[Dataset entries]

## Start

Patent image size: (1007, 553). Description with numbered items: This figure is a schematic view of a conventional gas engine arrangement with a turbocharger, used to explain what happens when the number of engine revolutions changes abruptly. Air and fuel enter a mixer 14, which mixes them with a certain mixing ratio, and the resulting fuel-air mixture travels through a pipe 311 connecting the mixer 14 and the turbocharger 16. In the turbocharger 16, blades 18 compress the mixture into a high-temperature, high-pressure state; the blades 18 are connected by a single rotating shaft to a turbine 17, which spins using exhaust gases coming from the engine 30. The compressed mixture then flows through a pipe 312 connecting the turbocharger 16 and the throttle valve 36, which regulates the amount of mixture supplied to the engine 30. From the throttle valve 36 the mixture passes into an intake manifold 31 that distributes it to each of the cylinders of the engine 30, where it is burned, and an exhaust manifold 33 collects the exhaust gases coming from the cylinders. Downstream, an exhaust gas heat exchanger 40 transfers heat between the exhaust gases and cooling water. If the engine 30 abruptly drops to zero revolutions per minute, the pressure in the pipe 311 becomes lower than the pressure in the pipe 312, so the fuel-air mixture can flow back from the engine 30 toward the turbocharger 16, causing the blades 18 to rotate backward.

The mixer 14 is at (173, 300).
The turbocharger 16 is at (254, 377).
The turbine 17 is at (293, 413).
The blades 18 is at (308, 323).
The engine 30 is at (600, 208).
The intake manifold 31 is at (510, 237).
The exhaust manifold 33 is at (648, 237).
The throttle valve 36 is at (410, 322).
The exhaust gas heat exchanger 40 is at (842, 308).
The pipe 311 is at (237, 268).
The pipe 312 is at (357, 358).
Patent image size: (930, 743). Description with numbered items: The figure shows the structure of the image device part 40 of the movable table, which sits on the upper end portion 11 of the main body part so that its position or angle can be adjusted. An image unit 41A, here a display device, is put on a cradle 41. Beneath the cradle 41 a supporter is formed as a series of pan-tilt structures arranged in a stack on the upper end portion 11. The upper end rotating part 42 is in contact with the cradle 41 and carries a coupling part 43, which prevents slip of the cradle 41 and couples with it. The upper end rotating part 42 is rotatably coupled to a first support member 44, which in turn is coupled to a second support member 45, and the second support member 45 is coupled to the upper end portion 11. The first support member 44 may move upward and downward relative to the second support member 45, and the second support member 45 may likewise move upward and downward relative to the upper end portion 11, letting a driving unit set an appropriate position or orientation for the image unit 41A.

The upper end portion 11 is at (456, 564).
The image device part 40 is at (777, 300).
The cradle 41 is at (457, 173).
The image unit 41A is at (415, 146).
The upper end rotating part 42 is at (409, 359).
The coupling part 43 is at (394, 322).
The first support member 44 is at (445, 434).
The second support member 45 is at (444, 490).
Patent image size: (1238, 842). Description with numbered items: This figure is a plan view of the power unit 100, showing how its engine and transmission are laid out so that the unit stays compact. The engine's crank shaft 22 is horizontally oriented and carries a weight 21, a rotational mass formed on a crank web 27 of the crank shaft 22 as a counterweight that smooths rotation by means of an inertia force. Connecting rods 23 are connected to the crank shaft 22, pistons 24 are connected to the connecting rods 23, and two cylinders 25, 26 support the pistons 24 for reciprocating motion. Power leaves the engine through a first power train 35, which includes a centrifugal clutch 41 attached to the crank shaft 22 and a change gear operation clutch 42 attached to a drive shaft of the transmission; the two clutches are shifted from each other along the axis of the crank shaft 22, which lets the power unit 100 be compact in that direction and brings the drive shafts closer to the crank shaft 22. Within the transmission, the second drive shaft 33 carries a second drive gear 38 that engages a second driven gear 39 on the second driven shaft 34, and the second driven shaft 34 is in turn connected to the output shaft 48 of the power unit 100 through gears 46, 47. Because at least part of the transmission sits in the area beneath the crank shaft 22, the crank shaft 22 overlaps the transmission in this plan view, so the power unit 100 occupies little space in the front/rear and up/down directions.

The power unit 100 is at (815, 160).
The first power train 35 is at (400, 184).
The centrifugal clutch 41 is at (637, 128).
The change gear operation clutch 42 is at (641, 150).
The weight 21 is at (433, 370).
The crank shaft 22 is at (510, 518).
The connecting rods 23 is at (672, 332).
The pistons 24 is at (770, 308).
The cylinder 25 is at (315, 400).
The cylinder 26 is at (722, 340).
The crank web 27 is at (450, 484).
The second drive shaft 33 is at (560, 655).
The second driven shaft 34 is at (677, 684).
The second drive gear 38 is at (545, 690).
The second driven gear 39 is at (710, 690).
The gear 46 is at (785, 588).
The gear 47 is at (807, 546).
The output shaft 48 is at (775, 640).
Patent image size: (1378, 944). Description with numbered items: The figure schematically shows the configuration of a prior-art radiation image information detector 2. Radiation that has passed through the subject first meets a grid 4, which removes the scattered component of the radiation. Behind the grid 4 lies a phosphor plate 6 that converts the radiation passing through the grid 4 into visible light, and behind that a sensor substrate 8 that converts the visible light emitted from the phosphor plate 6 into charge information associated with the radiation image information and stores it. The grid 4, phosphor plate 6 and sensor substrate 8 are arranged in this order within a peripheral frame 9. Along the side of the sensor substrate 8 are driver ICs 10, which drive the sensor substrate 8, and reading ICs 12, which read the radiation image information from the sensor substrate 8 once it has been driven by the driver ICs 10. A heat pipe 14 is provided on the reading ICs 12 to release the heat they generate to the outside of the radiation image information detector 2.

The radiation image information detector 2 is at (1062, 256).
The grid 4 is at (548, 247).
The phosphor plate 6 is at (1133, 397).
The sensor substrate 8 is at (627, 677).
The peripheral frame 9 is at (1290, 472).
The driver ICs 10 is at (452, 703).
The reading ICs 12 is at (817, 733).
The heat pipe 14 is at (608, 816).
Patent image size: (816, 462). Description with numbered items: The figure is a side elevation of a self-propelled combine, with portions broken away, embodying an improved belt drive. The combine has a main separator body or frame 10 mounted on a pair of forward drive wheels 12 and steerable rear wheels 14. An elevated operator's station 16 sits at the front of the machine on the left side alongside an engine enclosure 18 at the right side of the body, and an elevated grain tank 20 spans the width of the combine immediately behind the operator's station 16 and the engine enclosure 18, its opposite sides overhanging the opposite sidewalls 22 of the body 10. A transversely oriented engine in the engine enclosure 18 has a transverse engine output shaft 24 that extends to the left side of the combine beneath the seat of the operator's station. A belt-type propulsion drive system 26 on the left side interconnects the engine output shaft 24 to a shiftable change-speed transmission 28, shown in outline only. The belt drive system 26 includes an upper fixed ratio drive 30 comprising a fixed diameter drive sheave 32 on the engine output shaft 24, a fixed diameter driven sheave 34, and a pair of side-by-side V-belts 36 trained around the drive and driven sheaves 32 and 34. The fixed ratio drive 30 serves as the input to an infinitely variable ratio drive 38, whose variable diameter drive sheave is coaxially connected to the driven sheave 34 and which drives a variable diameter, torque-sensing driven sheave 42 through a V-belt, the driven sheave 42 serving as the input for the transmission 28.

## End

**Your task**
Express the lines of all the items above as a single numbered list, leaving out the blank lines.

**In response**
1. Patent image size: (1007, 553). Description with numbered items: This figure is a schematic view of a conventional gas engine arrangement with a turbocharger, used to explain what happens when the number of engine revolutions changes abruptly. Air and fuel enter a mixer 14, which mixes them with a certain mixing ratio, and the resulting fuel-air mixture travels through a pipe 311 connecting the mixer 14 and the turbocharger 16. In the turbocharger 16, blades 18 compress the mixture into a high-temperature, high-pressure state; the blades 18 are connected by a single rotating shaft to a turbine 17, which spins using exhaust gases coming from the engine 30. The compressed mixture then flows through a pipe 312 connecting the turbocharger 16 and the throttle valve 36, which regulates the amount of mixture supplied to the engine 30. From the throttle valve 36 the mixture passes into an intake manifold 31 that distributes it to each of the cylinders of the engine 30, where it is burned, and an exhaust manifold 33 collects the exhaust gases coming from the cylinders. Downstream, an exhaust gas heat exchanger 40 transfers heat between the exhaust gases and cooling water. If the engine 30 abruptly drops to zero revolutions per minute, the pressure in the pipe 311 becomes lower than the pressure in the pipe 312, so the fuel-air mixture can flow back from the engine 30 toward the turbocharger 16, causing the blades 18 to rotate backward.
2. The mixer 14 is at (173, 300).
3. The turbocharger 16 is at (254, 377).
4. The turbine 17 is at (293, 413).
5. The blades 18 is at (308, 323).
6. The engine 30 is at (600, 208).
7. The intake manifold 31 is at (510, 237).
8. The exhaust manifold 33 is at (648, 237).
9. The throttle valve 36 is at (410, 322).
10. The exhaust gas heat exchanger 40 is at (842, 308).
11. The pipe 311 is at (237, 268).
12. The pipe 312 is at (357, 358).
13. Patent image size: (930, 743). Description with numbered items: The figure shows the structure of the image device part 40 of the movable table, which sits on the upper end portion 11 of the main body part so that its position or angle can be adjusted. An image unit 41A, here a display device, is put on a cradle 41. Beneath the cradle 41 a supporter is formed as a series of pan-tilt structures arranged in a stack on the upper end portion 11. The upper end rotating part 42 is in contact with the cradle 41 and carries a coupling part 43, which prevents slip of the cradle 41 and couples with it. The upper end rotating part 42 is rotatably coupled to a first support member 44, which in turn is coupled to a second support member 45, and the second support member 45 is coupled to the upper end portion 11. The first support member 44 may move upward and downward relative to the second support member 45, and the second support member 45 may likewise move upward and downward relative to the upper end portion 11, letting a driving unit set an appropriate position or orientation for the image unit 41A.
14. The upper end portion 11 is at (456, 564).
15. The image device part 40 is at (777, 300).
16. The cradle 41 is at (457, 173).
17. The image unit 41A is at (415, 146).
18. The upper end rotating part 42 is at (409, 359).
19. The coupling part 43 is at (394, 322).
20. The first support member 44 is at (445, 434).
21. The second support member 45 is at (444, 490).
22. Patent image size: (1238, 842). Description with numbered items: This figure is a plan view of the power unit 100, showing how its engine and transmission are laid out so that the unit stays compact. The engine's crank shaft 22 is horizontally oriented and carries a weight 21, a rotational mass formed on a crank web 27 of the crank shaft 22 as a counterweight that smooths rotation by means of an inertia force. Connecting rods 23 are connected to the crank shaft 22, pistons 24 are connected to the connecting rods 23, and two cylinders 25, 26 support the pistons 24 for reciprocating motion. Power leaves the engine through a first power train 35, which includes a centrifugal clutch 41 attached to the crank shaft 22 and a change gear operation clutch 42 attached to a drive shaft of the transmission; the two clutches are shifted from each other along the axis of the crank shaft 22, which lets the power unit 100 be compact in that direction and brings the drive shafts closer to the crank shaft 22. Within the transmission, the second drive shaft 33 carries a second drive gear 38 that engages a second driven gear 39 on the second driven shaft 34, and the second driven shaft 34 is in turn connected to the output shaft 48 of the power unit 100 through gears 46, 47. Because at least part of the transmission sits in the area beneath the crank shaft 22, the crank shaft 22 overlaps the transmission in this plan view, so the power unit 100 occupies little space in the front/rear and up/down directions.
23. The power unit 100 is at (815, 160).
24. The first power train 35 is at (400, 184).
25. The centrifugal clutch 41 is at (637, 128).
26. The change gear operation clutch 42 is at (641, 150).
27. The weight 21 is at (433, 370).
28. The crank shaft 22 is at (510, 518).
29. The connecting rods 23 is at (672, 332).
30. The pistons 24 is at (770, 308).
31. The cylinder 25 is at (315, 400).
32. The cylinder 26 is at (722, 340).
33. The crank web 27 is at (450, 484).
34. The second drive shaft 33 is at (560, 655).
35. The second driven shaft 34 is at (677, 684).
36. The second drive gear 38 is at (545, 690).
37. The second driven gear 39 is at (710, 690).
38. The gear 46 is at (785, 588).
39. The gear 47 is at (807, 546).
40. The output shaft 48 is at (775, 640).
41. Patent image size: (1378, 944). Description with numbered items: The figure schematically shows the configuration of a prior-art radiation image information detector 2. Radiation that has passed through the subject first meets a grid 4, which removes the scattered component of the radiation. Behind the grid 4 lies a phosphor plate 6 that converts the radiation passing through the grid 4 into visible light, and behind that a sensor substrate 8 that converts the visible light emitted from the phosphor plate 6 into charge information associated with the radiation image information and stores it. The grid 4, phosphor plate 6 and sensor substrate 8 are arranged in this order within a peripheral frame 9. Along the side of the sensor substrate 8 are driver ICs 10, which drive the sensor substrate 8, and reading ICs 12, which read the radiation image information from the sensor substrate 8 once it has been driven by the driver ICs 10. A heat pipe 14 is provided on the reading ICs 12 to release the heat they generate to the outside of the radiation image information detector 2.
42. The radiation image information detector 2 is at (1062, 256).
43. The grid 4 is at (548, 247).
44. The phosphor plate 6 is at (1133, 397).
45. The sensor substrate 8 is at (627, 677).
46. The peripheral frame 9 is at (1290, 472).
47. The driver ICs 10 is at (452, 703).
48. The reading ICs 12 is at (817, 733).
49. The heat pipe 14 is at (608, 816).
50. Patent image size: (816, 462). Description with numbered items: The figure is a side elevation of a self-propelled combine, with portions broken away, embodying an improved belt drive. The combine has a main separator body or frame 10 mounted on a pair of forward drive wheels 12 and steerable rear wheels 14. An elevated operator's station 16 sits at the front of the machine on the left side alongside an engine enclosure 18 at the right side of the body, and an elevated grain tank 20 spans the width of the combine immediately behind the operator's station 16 and the engine enclosure 18, its opposite sides overhanging the opposite sidewalls 22 of the body 10. A transversely oriented engine in the engine enclosure 18 has a transverse engine output shaft 24 that extends to the left side of the combine beneath the seat of the operator's station. A belt-type propulsion drive system 26 on the left side interconnects the engine output shaft 24 to a shiftable change-speed transmission 28, shown in outline only. The belt drive system 26 includes an upper fixed ratio drive 30 comprising a fixed diameter drive sheave 32 on the engine output shaft 24, a fixed diameter driven sheave 34, and a pair of side-by-side V-belts 36 trained around the drive and driven sheaves 32 and 34. The fixed ratio drive 30 serves as the input to an infinitely variable ratio drive 38, whose variable diameter drive sheave is coaxially connected to the driven sheave 34 and which drives a variable diameter, torque-sensing driven sheave 42 through a V-belt, the driven sheave 42 serving as the input for the transmission 28.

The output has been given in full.